** START Provided records **

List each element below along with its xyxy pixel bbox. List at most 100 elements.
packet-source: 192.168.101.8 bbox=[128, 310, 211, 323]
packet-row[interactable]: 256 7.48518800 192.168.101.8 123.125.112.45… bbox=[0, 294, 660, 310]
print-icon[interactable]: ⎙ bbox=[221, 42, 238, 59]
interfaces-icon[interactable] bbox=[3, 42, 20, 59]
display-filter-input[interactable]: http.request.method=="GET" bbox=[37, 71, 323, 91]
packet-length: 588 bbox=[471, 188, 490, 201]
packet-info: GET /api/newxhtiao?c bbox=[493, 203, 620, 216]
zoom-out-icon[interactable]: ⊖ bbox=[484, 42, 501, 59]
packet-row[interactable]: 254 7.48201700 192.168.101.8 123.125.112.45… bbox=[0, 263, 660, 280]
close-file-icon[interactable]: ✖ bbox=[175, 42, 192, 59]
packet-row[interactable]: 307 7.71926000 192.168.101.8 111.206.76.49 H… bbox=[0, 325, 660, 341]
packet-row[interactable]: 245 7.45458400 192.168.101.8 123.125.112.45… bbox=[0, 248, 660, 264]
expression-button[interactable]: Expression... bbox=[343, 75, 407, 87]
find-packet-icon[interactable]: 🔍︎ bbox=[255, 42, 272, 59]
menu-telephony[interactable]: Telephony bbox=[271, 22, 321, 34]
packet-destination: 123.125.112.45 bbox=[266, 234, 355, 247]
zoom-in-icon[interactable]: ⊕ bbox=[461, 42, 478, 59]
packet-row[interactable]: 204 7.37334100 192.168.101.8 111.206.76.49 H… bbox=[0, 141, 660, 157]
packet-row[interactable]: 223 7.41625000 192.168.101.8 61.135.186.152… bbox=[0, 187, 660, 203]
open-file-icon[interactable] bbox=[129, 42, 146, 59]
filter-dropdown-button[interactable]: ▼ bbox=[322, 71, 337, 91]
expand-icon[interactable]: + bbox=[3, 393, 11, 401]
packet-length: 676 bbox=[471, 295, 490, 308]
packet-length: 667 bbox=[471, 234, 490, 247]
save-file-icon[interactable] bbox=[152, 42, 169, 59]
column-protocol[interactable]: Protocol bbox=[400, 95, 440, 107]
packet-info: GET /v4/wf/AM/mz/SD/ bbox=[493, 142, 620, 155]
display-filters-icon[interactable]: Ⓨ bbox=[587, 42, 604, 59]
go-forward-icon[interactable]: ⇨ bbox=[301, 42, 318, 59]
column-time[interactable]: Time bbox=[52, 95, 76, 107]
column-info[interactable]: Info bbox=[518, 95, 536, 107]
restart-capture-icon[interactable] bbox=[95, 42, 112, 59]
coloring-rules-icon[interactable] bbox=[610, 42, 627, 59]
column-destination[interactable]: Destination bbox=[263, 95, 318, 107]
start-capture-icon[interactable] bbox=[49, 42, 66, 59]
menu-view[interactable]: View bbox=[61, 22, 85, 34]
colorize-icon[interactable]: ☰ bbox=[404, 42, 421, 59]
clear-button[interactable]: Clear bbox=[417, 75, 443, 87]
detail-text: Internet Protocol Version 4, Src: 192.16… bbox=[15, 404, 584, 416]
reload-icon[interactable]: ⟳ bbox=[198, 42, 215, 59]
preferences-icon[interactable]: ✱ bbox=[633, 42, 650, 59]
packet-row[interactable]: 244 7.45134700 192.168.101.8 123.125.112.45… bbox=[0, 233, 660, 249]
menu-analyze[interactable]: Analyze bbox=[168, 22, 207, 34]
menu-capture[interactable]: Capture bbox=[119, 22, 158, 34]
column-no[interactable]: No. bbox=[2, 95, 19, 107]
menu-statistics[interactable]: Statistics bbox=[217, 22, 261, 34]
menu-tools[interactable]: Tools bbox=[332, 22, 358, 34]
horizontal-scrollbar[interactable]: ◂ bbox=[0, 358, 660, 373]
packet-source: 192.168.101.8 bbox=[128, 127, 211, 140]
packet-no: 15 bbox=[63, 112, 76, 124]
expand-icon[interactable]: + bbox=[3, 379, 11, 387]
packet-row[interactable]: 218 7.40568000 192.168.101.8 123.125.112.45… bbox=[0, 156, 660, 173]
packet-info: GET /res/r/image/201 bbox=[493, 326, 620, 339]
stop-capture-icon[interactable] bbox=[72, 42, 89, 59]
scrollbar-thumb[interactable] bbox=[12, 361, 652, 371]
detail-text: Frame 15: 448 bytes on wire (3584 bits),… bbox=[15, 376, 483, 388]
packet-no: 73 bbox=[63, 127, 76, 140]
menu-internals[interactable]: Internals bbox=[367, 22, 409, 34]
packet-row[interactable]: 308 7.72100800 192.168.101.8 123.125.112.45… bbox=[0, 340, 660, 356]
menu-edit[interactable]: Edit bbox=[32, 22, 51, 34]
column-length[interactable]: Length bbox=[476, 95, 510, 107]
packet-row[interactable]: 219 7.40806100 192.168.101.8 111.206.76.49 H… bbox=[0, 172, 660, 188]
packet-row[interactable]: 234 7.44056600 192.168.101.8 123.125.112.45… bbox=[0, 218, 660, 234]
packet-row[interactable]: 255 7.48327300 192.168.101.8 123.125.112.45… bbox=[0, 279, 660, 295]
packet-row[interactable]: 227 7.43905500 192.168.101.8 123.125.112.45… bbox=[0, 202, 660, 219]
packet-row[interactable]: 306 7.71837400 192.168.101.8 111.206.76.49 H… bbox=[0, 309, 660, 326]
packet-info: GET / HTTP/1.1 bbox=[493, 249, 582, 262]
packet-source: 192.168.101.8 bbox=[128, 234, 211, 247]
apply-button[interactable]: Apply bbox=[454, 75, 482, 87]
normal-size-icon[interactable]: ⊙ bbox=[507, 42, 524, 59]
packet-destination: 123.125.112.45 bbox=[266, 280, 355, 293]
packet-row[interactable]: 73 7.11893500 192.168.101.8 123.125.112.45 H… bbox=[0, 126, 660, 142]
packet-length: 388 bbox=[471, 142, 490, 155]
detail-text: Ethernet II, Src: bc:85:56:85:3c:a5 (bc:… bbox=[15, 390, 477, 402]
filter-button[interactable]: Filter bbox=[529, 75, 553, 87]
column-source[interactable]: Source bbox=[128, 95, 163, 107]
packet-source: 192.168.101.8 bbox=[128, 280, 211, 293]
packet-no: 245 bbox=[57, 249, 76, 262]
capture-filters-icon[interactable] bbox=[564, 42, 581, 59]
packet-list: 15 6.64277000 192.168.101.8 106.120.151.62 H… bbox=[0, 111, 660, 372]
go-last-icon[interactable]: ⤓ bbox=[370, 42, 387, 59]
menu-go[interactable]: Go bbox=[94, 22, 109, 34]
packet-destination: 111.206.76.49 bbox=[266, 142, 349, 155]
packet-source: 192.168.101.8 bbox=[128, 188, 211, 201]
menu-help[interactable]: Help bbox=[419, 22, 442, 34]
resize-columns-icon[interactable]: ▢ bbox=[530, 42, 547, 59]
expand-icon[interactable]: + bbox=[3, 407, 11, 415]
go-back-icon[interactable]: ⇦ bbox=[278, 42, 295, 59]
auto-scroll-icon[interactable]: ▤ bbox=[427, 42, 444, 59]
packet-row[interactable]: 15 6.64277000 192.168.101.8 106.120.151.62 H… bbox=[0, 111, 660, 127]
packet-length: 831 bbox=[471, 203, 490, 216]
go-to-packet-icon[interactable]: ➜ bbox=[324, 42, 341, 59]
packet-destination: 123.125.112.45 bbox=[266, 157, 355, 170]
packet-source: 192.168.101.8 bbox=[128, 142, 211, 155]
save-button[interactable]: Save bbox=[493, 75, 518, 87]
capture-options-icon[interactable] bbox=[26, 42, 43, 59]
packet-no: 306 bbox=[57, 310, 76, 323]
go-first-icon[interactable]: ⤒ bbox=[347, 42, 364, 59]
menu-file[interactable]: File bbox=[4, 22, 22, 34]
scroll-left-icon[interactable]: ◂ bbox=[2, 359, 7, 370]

** END Provided records **

## Description of the task
Convert the lines from the start of the records through the line containing "packet-row[interactable]: 254 7.48201700" into a JSON list of strings, one string per line, leaving out blank lines.

## Full answer
[
  "List each element below along with its xyxy pixel bbox. List at most 100 elements.",
  "packet-source: 192.168.101.8 bbox=[128, 310, 211, 323]",
  "packet-row[interactable]: 256 7.48518800 192.168.101.8 123.125.112.45… bbox=[0, 294, 660, 310]",
  "print-icon[interactable]: ⎙ bbox=[221, 42, 238, 59]",
  "interfaces-icon[interactable] bbox=[3, 42, 20, 59]",
  "display-filter-input[interactable]: http.request.method==\"GET\" bbox=[37, 71, 323, 91]",
  "packet-length: 588 bbox=[471, 188, 490, 201]",
  "packet-info: GET /api/newxhtiao?c bbox=[493, 203, 620, 216]",
  "zoom-out-icon[interactable]: ⊖ bbox=[484, 42, 501, 59]",
  "packet-row[interactable]: 254 7.48201700 192.168.101.8 123.125.112.45… bbox=[0, 263, 660, 280]"
]